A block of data
-- begin --

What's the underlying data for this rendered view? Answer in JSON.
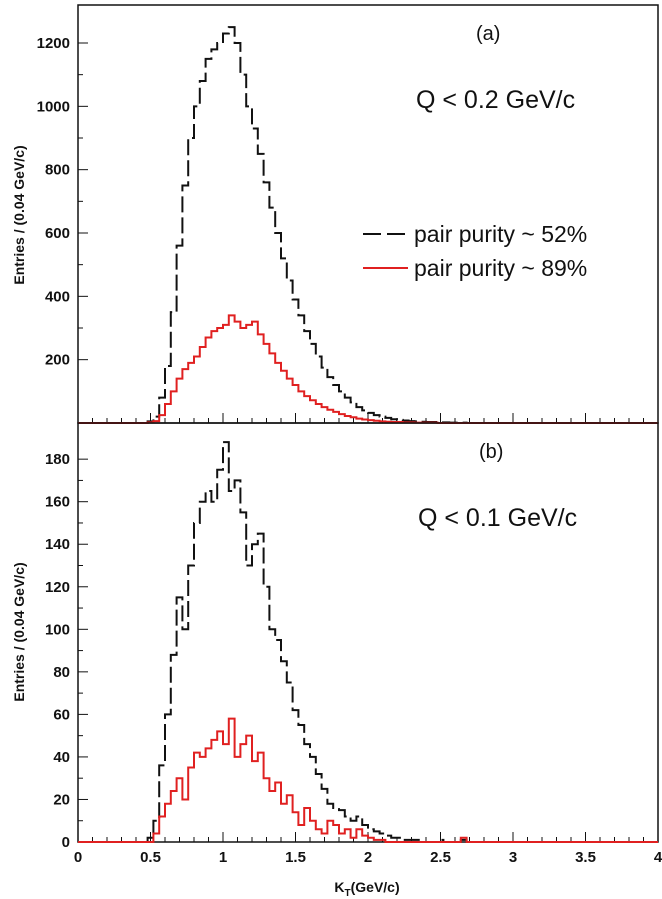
{
  "chart_data": [
    {
      "type": "histogram",
      "panel_label": "(a)",
      "annotation": "Q <  0.2 GeV/c",
      "ylabel": "Entries / (0.04 GeV/c)",
      "xlabel": "",
      "xlim": [
        0,
        4
      ],
      "ylim": [
        0,
        1320
      ],
      "y_ticks": [
        200,
        400,
        600,
        800,
        1000,
        1200
      ],
      "bin_width": 0.04,
      "x_start": 0.48,
      "legend": [
        "pair purity ~ 52%",
        "pair purity ~ 89%"
      ],
      "series": [
        {
          "name": "pair purity ~ 52%",
          "color": "#111111",
          "style": "dashed",
          "values": [
            5,
            20,
            80,
            180,
            350,
            560,
            750,
            900,
            1000,
            1080,
            1150,
            1180,
            1200,
            1230,
            1250,
            1200,
            1100,
            1000,
            930,
            850,
            760,
            680,
            600,
            520,
            450,
            390,
            340,
            290,
            250,
            210,
            175,
            145,
            120,
            100,
            80,
            65,
            50,
            40,
            32,
            25,
            20,
            16,
            12,
            10,
            8,
            6,
            5,
            4,
            3,
            3,
            2,
            2,
            1,
            1,
            1
          ]
        },
        {
          "name": "pair purity ~ 89%",
          "color": "#e02020",
          "style": "solid",
          "values": [
            2,
            6,
            25,
            60,
            100,
            140,
            170,
            190,
            210,
            240,
            270,
            290,
            300,
            310,
            340,
            320,
            300,
            310,
            320,
            280,
            250,
            220,
            190,
            165,
            140,
            120,
            100,
            85,
            72,
            60,
            50,
            42,
            35,
            28,
            22,
            18,
            14,
            11,
            9,
            7,
            5,
            4,
            3,
            3,
            2,
            2,
            1,
            1,
            1,
            1
          ]
        }
      ]
    },
    {
      "type": "histogram",
      "panel_label": "(b)",
      "annotation": "Q <  0.1 GeV/c",
      "ylabel": "Entries / (0.04 GeV/c)",
      "xlabel": "K_T(GeV/c)",
      "xlim": [
        0,
        4
      ],
      "ylim": [
        0,
        197
      ],
      "x_ticks": [
        "0",
        "0.5",
        "1",
        "1.5",
        "2",
        "2.5",
        "3",
        "3.5",
        "4"
      ],
      "y_ticks": [
        0,
        20,
        40,
        60,
        80,
        100,
        120,
        140,
        160,
        180
      ],
      "bin_width": 0.04,
      "x_start": 0.48,
      "series": [
        {
          "name": "pair purity ~ 52%",
          "color": "#111111",
          "style": "dashed",
          "values": [
            2,
            10,
            36,
            60,
            88,
            115,
            100,
            130,
            150,
            160,
            165,
            160,
            175,
            188,
            165,
            170,
            155,
            130,
            140,
            145,
            120,
            100,
            95,
            85,
            75,
            62,
            55,
            46,
            40,
            32,
            25,
            18,
            16,
            15,
            12,
            10,
            12,
            8,
            6,
            5,
            4,
            3,
            2,
            2,
            1,
            1,
            1,
            0,
            0,
            0,
            1,
            0,
            0,
            0,
            1
          ]
        },
        {
          "name": "pair purity ~ 89%",
          "color": "#e02020",
          "style": "solid",
          "values": [
            0,
            4,
            12,
            18,
            24,
            30,
            20,
            35,
            42,
            40,
            44,
            48,
            52,
            46,
            58,
            40,
            46,
            50,
            38,
            42,
            30,
            24,
            28,
            18,
            22,
            14,
            8,
            16,
            10,
            6,
            4,
            10,
            8,
            4,
            6,
            2,
            6,
            3,
            2,
            1,
            1,
            0,
            0,
            0,
            0,
            0,
            0,
            0,
            0,
            0,
            0,
            0,
            0,
            0,
            2
          ]
        }
      ]
    }
  ]
}
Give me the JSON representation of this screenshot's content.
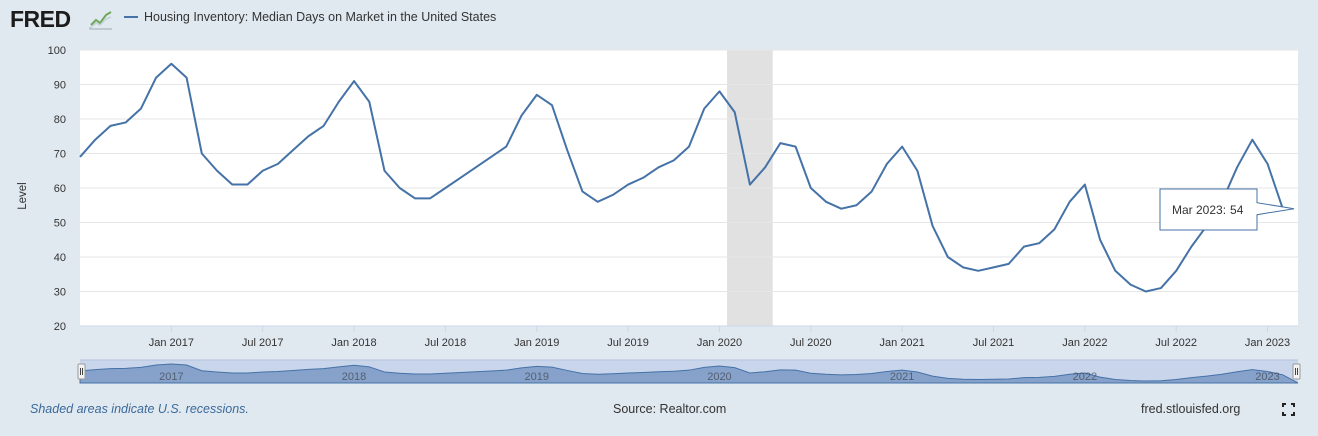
{
  "header": {
    "logo_text": "FRED",
    "legend_label": "Housing Inventory: Median Days on Market in the United States"
  },
  "tooltip": {
    "label": "Mar 2023:",
    "value": "54"
  },
  "footer": {
    "note": "Shaded areas indicate U.S. recessions.",
    "source": "Source: Realtor.com",
    "site": "fred.stlouisfed.org"
  },
  "navigator_years": [
    "2017",
    "2018",
    "2019",
    "2020",
    "2021",
    "2022",
    "2023"
  ],
  "colors": {
    "series": "#4572a7",
    "recession": "#e1e1e1",
    "background": "#e1e9f0",
    "navigator_fill": "#6f8fbf"
  },
  "chart_data": {
    "type": "line",
    "title": "",
    "xlabel": "",
    "ylabel": "Level",
    "ylim": [
      20,
      100
    ],
    "yticks": [
      20,
      30,
      40,
      50,
      60,
      70,
      80,
      90,
      100
    ],
    "x_start": "2016-07",
    "x_end": "2023-03",
    "xtick_labels": [
      "Jan 2017",
      "Jul 2017",
      "Jan 2018",
      "Jul 2018",
      "Jan 2019",
      "Jul 2019",
      "Jan 2020",
      "Jul 2020",
      "Jan 2021",
      "Jul 2021",
      "Jan 2022",
      "Jul 2022",
      "Jan 2023"
    ],
    "grid": true,
    "recessions": [
      [
        "2020-02",
        "2020-04"
      ]
    ],
    "series": [
      {
        "name": "Housing Inventory: Median Days on Market in the United States",
        "values": [
          69,
          74,
          78,
          79,
          83,
          92,
          96,
          92,
          70,
          65,
          61,
          61,
          65,
          67,
          71,
          75,
          78,
          85,
          91,
          85,
          65,
          60,
          57,
          57,
          60,
          63,
          66,
          69,
          72,
          81,
          87,
          84,
          71,
          59,
          56,
          58,
          61,
          63,
          66,
          68,
          72,
          83,
          88,
          82,
          61,
          66,
          73,
          72,
          60,
          56,
          54,
          55,
          59,
          67,
          72,
          65,
          49,
          40,
          37,
          36,
          37,
          38,
          43,
          44,
          48,
          56,
          61,
          45,
          36,
          32,
          30,
          31,
          36,
          43,
          49,
          56,
          66,
          74,
          67,
          54
        ]
      }
    ]
  }
}
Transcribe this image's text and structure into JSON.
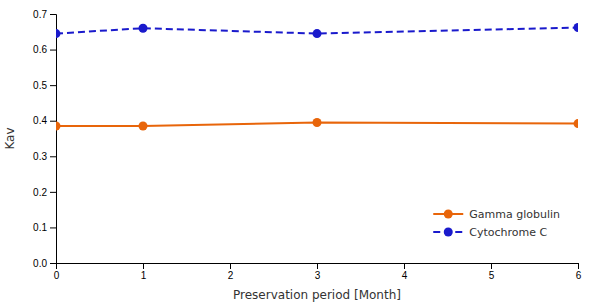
{
  "chart_data": {
    "type": "line",
    "xlabel": "Preservation period [Month]",
    "ylabel": "Kav",
    "x": [
      0,
      1,
      3,
      6
    ],
    "series": [
      {
        "name": "Gamma globulin",
        "color": "#E8650A",
        "marker": "circle",
        "line_style": "solid",
        "values": [
          0.385,
          0.385,
          0.395,
          0.392
        ]
      },
      {
        "name": "Cytochrome C",
        "color": "#1A1ACC",
        "marker": "circle",
        "line_style": "dashed",
        "values": [
          0.645,
          0.66,
          0.645,
          0.662
        ]
      }
    ],
    "xlim": [
      0,
      6
    ],
    "xticks": [
      0,
      1,
      2,
      3,
      4,
      5,
      6
    ],
    "ylim": [
      0.0,
      0.7
    ],
    "yticks": [
      {
        "value": 0,
        "label": "0.0"
      },
      0.1,
      0.2,
      0.3,
      0.4,
      0.5,
      0.6,
      0.7
    ],
    "grid": false,
    "legend": "lower right"
  }
}
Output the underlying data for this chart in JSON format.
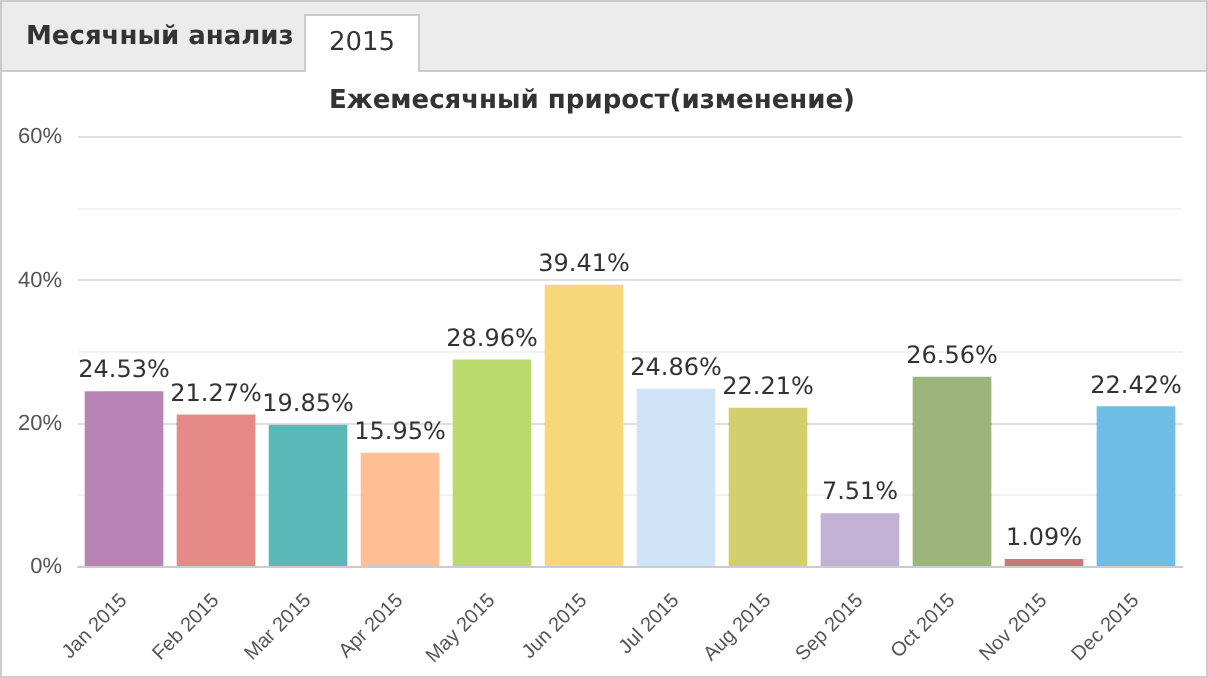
{
  "chart_data": {
    "type": "bar",
    "title": "Ежемесячный прирост(изменение)",
    "annotations": [
      "Месячный анализ",
      "2015"
    ],
    "categories": [
      "Jan 2015",
      "Feb 2015",
      "Mar 2015",
      "Apr 2015",
      "May 2015",
      "Jun 2015",
      "Jul 2015",
      "Aug 2015",
      "Sep 2015",
      "Oct 2015",
      "Nov 2015",
      "Dec 2015"
    ],
    "values": [
      24.53,
      21.27,
      19.85,
      15.95,
      28.96,
      39.41,
      24.86,
      22.21,
      7.51,
      26.56,
      1.09,
      22.42
    ],
    "colors": [
      "#b784b5",
      "#e58a87",
      "#5bb8b8",
      "#fdbf93",
      "#badb6b",
      "#f6d878",
      "#cfe4f7",
      "#d3cf6c",
      "#c3b0d5",
      "#9bb57c",
      "#c87a78",
      "#6ebde6"
    ],
    "value_labels": [
      "24.53%",
      "21.27%",
      "19.85%",
      "15.95%",
      "28.96%",
      "39.41%",
      "24.86%",
      "22.21%",
      "7.51%",
      "26.56%",
      "1.09%",
      "22.42%"
    ],
    "ylim": [
      0,
      60
    ],
    "yticks": [
      {
        "value": 0,
        "label": "0%"
      },
      {
        "value": 10,
        "label": null
      },
      {
        "value": 20,
        "label": "20%"
      },
      {
        "value": 30,
        "label": null
      },
      {
        "value": 40,
        "label": "40%"
      },
      {
        "value": 50,
        "label": null
      },
      {
        "value": 60,
        "label": "60%"
      }
    ],
    "grid": "y",
    "legend": false
  }
}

-- end --

## GOAL
Pick out and copy the lines of the entries that hold the string "recessions".

## RESPONSE TO THIS EXERCISE
    "note": "Shaded areas indicate U.S. recessions.",
    "recessions": [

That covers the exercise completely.